Problem 1 — According to the solar energy interview, what share of the world's solar electricity did the Solar Electric Generating Systems in the Mojave Desert generate at the time?

Supplied passage —

Scott Bilby: This morning on Beyond Zero we're interviewing Arnold Goldman. Arnold Goldman is the Chairman and founder of BrightSource Energy which designs and builds large scale solar plants. He was also was the chairman & founder of Luz (loo-sh) International which designed, constructed, financed, and operated the world's nine largest Solar Electric Generating Systems (SEGS) in the Mojave Desert which, at the time, generated 90 percent of the world's solar electricity. Mr. Goldman also co-founded Electric Fuel Ltd, an electric battery/fuel-cell company listed today as Aerotech on the NASDAQ. Mr. Goldman is the recipient of two international awards for his contribution to solar energy development. He holds numerous patents for his inventions and innovations.

Hello Mr. Goldman.

Arnold Goldman: Hello, how are you?

Scott Bilby: We're very well thank you, and thank you for joining us in the studio.

Arnold Goldman: A pleasure.

Scott Bilby: Now could I ask you to describe the existing plants that are in the Mojave Desert, can you tell us about those and the new approach? How the new approach differs from the old?

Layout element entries
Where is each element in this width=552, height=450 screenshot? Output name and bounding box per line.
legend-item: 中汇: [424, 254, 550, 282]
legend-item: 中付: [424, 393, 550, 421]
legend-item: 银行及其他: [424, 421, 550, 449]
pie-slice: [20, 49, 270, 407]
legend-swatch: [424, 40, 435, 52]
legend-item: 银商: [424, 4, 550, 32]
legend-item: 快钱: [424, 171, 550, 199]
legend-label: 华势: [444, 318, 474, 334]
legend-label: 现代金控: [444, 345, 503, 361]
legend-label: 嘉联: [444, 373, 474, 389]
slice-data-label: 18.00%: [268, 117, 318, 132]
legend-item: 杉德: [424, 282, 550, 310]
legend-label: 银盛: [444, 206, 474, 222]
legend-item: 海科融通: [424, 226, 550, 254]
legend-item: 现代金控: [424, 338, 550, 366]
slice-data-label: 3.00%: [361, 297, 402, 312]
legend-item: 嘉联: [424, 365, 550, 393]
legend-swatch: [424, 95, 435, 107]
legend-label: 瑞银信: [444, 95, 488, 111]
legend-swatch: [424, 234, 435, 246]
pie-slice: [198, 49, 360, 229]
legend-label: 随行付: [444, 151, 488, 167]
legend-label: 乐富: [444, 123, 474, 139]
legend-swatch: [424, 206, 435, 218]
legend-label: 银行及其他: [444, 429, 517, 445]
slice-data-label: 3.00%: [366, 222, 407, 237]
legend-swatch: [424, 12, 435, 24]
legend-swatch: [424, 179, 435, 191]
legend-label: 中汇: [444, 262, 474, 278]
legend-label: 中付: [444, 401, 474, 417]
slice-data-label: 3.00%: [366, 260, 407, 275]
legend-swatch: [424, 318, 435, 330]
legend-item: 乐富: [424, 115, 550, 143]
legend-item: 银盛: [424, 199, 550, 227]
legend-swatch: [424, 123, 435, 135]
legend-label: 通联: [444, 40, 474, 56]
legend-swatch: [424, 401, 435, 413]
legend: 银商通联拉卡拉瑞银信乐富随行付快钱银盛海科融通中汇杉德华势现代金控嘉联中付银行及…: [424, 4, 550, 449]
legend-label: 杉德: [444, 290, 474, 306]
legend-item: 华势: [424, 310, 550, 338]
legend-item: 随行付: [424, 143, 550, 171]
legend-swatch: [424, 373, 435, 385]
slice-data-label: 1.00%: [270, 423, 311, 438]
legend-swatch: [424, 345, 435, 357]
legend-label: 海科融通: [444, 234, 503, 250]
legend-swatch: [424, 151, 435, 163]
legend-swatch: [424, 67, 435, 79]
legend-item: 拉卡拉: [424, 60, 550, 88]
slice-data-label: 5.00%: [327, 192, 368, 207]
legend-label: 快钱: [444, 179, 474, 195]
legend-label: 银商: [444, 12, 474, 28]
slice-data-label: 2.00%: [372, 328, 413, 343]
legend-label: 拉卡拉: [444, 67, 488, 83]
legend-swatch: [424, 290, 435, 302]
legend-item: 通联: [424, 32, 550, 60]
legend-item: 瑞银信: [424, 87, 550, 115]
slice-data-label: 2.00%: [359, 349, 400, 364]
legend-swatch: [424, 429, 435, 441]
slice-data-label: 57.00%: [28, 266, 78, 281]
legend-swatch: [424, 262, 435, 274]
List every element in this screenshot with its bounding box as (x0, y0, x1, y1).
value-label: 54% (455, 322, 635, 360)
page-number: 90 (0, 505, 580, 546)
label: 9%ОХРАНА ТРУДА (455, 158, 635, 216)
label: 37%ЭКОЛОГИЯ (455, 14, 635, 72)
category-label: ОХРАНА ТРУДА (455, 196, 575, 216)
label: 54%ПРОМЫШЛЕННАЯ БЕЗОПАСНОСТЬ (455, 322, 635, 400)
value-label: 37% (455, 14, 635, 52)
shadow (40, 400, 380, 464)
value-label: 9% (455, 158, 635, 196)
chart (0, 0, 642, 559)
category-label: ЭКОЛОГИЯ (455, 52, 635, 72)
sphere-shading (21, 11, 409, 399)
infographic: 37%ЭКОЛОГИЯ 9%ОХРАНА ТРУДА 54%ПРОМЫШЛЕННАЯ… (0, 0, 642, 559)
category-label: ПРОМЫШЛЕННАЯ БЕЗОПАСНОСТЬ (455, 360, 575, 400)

Problem 2 — Render the records from their first line through the line containing "legend-swatch: [424, 234, 435, 246]" as a JSON list of strings, one string per line and blank lines left out.

Written solution 1 — 90 percent

Written solution 2 —
[
  "Where is each element in this width=552, height=450 screenshot? Output name and bounding box per line.",
  "legend-item: 中汇: [424, 254, 550, 282]",
  "legend-item: 中付: [424, 393, 550, 421]",
  "legend-item: 银行及其他: [424, 421, 550, 449]",
  "pie-slice: [20, 49, 270, 407]",
  "legend-swatch: [424, 40, 435, 52]",
  "legend-item: 银商: [424, 4, 550, 32]",
  "legend-item: 快钱: [424, 171, 550, 199]",
  "legend-label: 华势: [444, 318, 474, 334]",
  "legend-label: 现代金控: [444, 345, 503, 361]",
  "legend-label: 嘉联: [444, 373, 474, 389]",
  "slice-data-label: 18.00%: [268, 117, 318, 132]",
  "legend-item: 杉德: [424, 282, 550, 310]",
  "legend-label: 银盛: [444, 206, 474, 222]",
  "legend-item: 海科融通: [424, 226, 550, 254]",
  "legend-item: 现代金控: [424, 338, 550, 366]",
  "slice-data-label: 3.00%: [361, 297, 402, 312]",
  "legend-item: 嘉联: [424, 365, 550, 393]",
  "legend-swatch: [424, 95, 435, 107]",
  "legend-label: 瑞银信: [444, 95, 488, 111]",
  "legend-swatch: [424, 234, 435, 246]"
]